§ **Given exercise**: Output all the material that follows, exactly as given.
──────── Data lines ────────
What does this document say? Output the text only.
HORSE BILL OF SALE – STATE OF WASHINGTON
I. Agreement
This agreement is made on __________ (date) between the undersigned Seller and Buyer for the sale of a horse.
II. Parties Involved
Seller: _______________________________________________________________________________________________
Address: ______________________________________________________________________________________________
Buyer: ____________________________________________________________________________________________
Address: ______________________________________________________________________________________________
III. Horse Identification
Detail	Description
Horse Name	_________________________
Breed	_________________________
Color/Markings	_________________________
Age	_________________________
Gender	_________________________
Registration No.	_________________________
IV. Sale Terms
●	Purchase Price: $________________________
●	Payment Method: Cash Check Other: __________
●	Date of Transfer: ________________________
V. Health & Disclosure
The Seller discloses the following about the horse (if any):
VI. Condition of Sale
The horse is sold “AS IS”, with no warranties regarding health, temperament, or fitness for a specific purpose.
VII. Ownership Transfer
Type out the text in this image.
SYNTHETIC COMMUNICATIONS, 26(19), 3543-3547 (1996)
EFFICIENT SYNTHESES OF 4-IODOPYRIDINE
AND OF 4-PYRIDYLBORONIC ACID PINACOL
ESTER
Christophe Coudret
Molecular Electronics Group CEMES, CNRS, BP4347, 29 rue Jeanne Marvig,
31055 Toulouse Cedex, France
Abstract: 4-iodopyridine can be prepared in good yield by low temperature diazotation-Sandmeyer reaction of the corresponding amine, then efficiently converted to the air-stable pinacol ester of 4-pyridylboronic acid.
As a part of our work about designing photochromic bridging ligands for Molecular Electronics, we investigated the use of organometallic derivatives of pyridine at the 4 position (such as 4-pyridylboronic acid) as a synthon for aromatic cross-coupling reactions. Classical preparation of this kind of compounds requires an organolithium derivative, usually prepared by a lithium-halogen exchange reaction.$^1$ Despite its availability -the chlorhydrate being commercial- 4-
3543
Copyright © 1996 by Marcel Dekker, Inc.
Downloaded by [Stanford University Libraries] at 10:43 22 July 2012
────────
§ **Final answer**:
What does this document say? Output the text only.
HORSE BILL OF SALE – STATE OF WASHINGTON
I. Agreement
This agreement is made on __________ (date) between the undersigned Seller and Buyer for the sale of a horse.
II. Parties Involved
Seller: _______________________________________________________________________________________________
Address: ______________________________________________________________________________________________
Buyer: ____________________________________________________________________________________________
Address: ______________________________________________________________________________________________
III. Horse Identification
Detail	Description
Horse Name	_________________________
Breed	_________________________
Color/Markings	_________________________
Age	_________________________
Gender	_________________________
Registration No.	_________________________
IV. Sale Terms
●	Purchase Price: $________________________
●	Payment Method: Cash Check Other: __________
●	Date of Transfer: ________________________
V. Health & Disclosure
The Seller discloses the following about the horse (if any):
VI. Condition of Sale
The horse is sold “AS IS”, with no warranties regarding health, temperament, or fitness for a specific purpose.
VII. Ownership Transfer
Type out the text in this image.
SYNTHETIC COMMUNICATIONS, 26(19), 3543-3547 (1996)
EFFICIENT SYNTHESES OF 4-IODOPYRIDINE
AND OF 4-PYRIDYLBORONIC ACID PINACOL
ESTER
Christophe Coudret
Molecular Electronics Group CEMES, CNRS, BP4347, 29 rue Jeanne Marvig,
31055 Toulouse Cedex, France
Abstract: 4-iodopyridine can be prepared in good yield by low temperature diazotation-Sandmeyer reaction of the corresponding amine, then efficiently converted to the air-stable pinacol ester of 4-pyridylboronic acid.
As a part of our work about designing photochromic bridging ligands for Molecular Electronics, we investigated the use of organometallic derivatives of pyridine at the 4 position (such as 4-pyridylboronic acid) as a synthon for aromatic cross-coupling reactions. Classical preparation of this kind of compounds requires an organolithium derivative, usually prepared by a lithium-halogen exchange reaction.$^1$ Despite its availability -the chlorhydrate being commercial- 4-
3543
Copyright © 1996 by Marcel Dekker, Inc.
Downloaded by [Stanford University Libraries] at 10:43 22 July 2012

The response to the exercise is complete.